## Written problem
Using the material below, copy every line where "will" appears.

(Data entries)
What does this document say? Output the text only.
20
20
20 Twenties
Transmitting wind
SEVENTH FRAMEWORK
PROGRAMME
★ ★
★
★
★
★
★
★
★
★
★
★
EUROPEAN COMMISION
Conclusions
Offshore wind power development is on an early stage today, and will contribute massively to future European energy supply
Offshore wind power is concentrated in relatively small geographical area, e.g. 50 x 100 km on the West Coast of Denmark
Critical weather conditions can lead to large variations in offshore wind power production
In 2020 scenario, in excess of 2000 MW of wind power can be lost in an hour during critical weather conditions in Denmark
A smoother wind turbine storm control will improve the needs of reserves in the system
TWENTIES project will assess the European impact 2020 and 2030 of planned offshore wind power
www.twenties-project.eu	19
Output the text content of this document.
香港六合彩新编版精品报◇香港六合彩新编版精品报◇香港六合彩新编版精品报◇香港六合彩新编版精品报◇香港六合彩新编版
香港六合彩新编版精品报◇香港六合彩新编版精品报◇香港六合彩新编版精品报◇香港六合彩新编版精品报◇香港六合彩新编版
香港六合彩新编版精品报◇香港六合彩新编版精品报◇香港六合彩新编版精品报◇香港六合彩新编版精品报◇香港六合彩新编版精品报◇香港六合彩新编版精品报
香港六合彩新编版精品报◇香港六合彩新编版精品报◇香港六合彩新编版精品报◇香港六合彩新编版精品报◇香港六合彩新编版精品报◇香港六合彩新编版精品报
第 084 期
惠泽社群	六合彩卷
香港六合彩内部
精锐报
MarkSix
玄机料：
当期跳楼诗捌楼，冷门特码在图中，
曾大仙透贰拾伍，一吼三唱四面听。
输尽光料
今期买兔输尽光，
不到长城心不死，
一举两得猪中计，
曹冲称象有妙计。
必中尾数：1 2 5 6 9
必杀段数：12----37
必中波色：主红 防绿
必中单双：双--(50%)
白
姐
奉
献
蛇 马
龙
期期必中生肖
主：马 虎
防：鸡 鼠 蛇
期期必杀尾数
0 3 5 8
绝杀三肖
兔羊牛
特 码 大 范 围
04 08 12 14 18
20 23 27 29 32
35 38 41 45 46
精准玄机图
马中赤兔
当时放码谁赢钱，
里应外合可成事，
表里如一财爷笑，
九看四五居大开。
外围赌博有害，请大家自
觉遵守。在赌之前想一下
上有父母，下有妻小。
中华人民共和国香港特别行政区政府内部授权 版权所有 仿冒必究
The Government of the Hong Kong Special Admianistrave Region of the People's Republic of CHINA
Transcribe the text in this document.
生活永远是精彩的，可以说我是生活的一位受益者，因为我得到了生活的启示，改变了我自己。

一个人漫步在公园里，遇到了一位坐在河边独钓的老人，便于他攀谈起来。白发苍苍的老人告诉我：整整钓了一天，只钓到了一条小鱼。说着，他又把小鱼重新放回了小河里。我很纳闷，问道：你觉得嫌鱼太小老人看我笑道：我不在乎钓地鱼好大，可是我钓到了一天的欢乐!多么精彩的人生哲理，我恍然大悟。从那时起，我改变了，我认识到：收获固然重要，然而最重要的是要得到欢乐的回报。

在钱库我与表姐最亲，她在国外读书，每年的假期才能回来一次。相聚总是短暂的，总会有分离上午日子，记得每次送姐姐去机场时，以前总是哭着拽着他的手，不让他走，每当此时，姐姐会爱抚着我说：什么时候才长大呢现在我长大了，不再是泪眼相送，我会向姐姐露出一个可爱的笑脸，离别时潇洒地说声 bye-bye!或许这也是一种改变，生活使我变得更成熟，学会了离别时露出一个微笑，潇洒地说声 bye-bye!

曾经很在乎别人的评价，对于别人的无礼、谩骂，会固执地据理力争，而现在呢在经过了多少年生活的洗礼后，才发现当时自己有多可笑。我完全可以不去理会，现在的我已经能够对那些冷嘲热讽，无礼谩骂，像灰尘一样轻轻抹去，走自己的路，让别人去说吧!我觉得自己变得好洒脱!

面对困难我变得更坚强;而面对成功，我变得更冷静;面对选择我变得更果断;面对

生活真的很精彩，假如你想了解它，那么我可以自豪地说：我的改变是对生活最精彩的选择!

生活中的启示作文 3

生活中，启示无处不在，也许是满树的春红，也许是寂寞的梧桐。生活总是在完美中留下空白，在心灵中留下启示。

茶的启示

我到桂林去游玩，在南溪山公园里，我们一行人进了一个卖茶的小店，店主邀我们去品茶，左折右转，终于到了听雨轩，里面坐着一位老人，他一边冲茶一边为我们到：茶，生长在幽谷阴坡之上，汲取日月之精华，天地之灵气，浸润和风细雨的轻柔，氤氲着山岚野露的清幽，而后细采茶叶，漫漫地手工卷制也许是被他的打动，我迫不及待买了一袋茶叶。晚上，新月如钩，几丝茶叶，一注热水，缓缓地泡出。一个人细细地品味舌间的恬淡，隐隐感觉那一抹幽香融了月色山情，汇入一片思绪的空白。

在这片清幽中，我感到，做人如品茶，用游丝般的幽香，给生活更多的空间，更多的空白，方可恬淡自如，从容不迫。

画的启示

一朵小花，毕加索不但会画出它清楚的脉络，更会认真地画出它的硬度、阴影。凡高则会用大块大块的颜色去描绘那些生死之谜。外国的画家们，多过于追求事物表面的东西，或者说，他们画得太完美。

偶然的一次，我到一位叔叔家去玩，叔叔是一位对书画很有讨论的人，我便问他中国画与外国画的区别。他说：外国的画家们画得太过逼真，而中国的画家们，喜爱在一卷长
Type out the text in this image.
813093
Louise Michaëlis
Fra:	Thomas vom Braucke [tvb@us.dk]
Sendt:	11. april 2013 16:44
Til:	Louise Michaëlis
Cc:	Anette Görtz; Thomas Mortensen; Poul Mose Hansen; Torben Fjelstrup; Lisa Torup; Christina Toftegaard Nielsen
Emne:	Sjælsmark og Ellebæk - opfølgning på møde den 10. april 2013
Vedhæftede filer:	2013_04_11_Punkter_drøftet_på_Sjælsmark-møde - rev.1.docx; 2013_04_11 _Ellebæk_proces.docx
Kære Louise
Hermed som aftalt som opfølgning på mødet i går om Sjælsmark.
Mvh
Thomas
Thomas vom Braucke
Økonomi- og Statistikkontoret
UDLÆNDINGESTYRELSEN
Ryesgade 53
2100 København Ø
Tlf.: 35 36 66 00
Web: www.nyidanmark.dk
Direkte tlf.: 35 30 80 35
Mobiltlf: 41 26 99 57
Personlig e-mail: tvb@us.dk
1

## Result of the task
Offshore wind power development is on an early stage today, and will contribute massively to future European energy supply
A smoother wind turbine storm control will improve the needs of reserves in the system
TWENTIES project will assess the European impact 2020 and 2030 of planned offshore wind power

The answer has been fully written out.